◆ Directive: Read through the data and report every line in which the word "water" occurs.

◆ Given records:
▽

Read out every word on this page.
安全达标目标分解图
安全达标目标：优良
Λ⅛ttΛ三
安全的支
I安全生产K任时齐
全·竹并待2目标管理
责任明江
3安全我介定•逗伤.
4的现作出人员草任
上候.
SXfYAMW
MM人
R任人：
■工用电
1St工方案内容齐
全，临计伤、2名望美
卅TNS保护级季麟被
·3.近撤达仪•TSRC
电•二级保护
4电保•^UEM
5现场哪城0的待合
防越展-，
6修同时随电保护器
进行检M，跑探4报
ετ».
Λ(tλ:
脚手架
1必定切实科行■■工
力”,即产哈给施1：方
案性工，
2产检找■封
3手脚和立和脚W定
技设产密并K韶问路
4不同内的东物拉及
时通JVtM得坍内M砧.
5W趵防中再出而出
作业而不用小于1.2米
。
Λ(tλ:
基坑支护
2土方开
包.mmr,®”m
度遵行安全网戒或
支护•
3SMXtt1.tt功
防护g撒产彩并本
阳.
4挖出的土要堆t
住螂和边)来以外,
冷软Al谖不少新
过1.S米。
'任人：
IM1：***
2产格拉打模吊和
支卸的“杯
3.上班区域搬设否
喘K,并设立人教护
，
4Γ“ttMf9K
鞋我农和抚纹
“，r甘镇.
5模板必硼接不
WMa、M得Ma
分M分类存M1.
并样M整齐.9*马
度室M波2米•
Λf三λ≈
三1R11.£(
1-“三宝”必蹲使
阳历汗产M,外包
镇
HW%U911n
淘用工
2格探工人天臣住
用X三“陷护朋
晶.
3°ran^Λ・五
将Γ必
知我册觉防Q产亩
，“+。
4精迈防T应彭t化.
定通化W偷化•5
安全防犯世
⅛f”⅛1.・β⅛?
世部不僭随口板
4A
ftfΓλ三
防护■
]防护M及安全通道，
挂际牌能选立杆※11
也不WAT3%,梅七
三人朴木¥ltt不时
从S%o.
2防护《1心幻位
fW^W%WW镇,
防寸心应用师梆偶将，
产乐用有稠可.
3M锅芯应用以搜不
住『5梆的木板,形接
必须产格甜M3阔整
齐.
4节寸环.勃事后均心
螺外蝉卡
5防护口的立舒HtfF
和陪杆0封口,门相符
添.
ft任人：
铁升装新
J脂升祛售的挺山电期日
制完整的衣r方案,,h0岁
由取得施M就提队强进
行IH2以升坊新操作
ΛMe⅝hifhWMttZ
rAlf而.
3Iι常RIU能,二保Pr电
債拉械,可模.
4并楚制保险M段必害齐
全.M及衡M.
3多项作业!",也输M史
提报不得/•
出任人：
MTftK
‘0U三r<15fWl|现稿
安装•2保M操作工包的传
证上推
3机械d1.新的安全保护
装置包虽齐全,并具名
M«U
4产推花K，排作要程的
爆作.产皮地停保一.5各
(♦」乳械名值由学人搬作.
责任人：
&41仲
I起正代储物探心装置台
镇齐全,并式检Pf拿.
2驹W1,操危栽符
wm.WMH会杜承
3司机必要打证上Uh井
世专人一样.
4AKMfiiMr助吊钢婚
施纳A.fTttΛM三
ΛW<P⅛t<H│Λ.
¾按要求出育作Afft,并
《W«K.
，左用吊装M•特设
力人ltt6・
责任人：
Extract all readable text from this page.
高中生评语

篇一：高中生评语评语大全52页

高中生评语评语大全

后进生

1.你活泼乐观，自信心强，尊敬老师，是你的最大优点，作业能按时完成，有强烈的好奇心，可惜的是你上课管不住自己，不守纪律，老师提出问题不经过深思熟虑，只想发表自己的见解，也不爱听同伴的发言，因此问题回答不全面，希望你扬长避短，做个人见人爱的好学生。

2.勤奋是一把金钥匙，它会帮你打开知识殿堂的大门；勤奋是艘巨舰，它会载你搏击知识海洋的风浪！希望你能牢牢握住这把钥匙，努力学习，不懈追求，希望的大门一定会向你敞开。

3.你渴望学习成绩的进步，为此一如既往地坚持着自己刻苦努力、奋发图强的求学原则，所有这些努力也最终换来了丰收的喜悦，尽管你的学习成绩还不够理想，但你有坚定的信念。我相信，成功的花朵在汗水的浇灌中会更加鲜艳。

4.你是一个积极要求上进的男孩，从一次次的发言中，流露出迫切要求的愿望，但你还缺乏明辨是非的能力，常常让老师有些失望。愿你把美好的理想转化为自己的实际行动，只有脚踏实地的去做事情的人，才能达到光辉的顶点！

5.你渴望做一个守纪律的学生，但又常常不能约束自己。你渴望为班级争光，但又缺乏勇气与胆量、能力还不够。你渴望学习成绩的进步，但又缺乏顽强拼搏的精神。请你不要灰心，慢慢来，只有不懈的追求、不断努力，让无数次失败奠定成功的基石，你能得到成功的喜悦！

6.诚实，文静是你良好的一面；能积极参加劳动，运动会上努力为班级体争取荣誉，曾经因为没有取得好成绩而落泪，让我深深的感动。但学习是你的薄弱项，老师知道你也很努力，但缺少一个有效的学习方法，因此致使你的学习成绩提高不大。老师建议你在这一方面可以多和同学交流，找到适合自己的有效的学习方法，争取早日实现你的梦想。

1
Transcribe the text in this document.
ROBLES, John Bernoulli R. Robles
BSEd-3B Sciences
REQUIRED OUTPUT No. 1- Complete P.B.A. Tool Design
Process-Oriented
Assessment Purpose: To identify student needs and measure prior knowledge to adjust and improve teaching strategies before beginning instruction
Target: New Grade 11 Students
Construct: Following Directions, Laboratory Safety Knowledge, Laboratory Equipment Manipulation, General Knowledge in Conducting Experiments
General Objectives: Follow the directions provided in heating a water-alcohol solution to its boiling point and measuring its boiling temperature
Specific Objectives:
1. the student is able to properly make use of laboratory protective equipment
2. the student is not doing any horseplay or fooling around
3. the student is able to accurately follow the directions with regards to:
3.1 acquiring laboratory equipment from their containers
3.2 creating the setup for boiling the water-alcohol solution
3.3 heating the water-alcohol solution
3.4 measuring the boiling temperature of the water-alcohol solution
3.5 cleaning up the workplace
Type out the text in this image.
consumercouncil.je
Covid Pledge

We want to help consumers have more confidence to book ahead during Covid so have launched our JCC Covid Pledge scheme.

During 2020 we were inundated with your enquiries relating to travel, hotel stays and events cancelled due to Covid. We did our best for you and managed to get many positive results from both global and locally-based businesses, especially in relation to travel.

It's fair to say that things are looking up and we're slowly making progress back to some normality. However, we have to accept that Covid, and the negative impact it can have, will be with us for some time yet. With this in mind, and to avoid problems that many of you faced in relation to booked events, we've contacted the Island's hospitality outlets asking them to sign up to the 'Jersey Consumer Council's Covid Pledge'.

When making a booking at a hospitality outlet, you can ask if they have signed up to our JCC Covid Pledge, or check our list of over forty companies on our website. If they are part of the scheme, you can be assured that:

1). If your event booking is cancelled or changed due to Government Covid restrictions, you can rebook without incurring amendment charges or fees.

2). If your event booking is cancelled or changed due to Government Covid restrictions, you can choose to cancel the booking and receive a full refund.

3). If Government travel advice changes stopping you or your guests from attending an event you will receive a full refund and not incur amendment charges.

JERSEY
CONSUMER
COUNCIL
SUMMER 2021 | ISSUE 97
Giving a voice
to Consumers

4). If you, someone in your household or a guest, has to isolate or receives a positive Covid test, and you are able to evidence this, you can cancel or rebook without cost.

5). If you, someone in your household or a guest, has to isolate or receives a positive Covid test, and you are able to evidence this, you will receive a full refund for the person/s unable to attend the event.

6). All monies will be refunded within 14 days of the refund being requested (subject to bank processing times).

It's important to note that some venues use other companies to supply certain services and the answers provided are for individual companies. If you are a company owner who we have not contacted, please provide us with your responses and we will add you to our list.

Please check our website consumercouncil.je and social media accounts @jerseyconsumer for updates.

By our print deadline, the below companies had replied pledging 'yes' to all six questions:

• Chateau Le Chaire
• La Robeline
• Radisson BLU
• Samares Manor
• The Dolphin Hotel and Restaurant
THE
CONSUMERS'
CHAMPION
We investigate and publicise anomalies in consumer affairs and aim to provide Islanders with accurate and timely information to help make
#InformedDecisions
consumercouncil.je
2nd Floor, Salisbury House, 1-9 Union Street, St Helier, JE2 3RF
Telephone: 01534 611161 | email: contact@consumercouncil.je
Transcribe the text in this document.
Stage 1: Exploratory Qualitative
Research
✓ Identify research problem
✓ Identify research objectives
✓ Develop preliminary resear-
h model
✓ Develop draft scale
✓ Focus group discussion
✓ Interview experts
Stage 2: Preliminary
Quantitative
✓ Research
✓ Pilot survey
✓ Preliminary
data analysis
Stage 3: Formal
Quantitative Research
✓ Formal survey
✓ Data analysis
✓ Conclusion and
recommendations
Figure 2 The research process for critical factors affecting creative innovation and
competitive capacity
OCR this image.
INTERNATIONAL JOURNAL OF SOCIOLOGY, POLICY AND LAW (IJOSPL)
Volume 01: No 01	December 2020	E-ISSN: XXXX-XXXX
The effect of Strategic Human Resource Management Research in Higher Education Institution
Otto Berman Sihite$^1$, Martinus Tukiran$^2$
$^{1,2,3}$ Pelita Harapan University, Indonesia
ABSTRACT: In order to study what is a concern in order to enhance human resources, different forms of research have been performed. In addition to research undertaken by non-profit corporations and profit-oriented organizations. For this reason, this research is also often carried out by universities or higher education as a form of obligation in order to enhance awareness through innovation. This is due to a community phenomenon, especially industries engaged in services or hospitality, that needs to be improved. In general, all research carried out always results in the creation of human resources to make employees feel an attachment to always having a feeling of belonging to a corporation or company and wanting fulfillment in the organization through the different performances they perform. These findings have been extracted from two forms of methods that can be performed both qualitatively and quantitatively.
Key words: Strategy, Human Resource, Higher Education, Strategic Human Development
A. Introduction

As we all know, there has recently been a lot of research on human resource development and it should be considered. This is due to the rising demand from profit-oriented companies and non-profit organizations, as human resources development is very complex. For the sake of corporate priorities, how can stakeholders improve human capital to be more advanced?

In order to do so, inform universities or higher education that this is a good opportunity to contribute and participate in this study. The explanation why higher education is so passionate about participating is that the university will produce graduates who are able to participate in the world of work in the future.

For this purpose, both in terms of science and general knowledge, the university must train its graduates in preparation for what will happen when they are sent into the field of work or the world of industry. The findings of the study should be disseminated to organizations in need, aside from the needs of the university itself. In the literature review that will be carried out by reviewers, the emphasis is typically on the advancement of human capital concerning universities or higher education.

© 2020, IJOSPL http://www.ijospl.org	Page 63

△

◆ Reply to the task:
General Objectives: Follow the directions provided in heating a water-alcohol solution to its boiling point and measuring its boiling temperature
3.2 creating the setup for boiling the water-alcohol solution
3.3 heating the water-alcohol solution
3.4 measuring the boiling temperature of the water-alcohol solution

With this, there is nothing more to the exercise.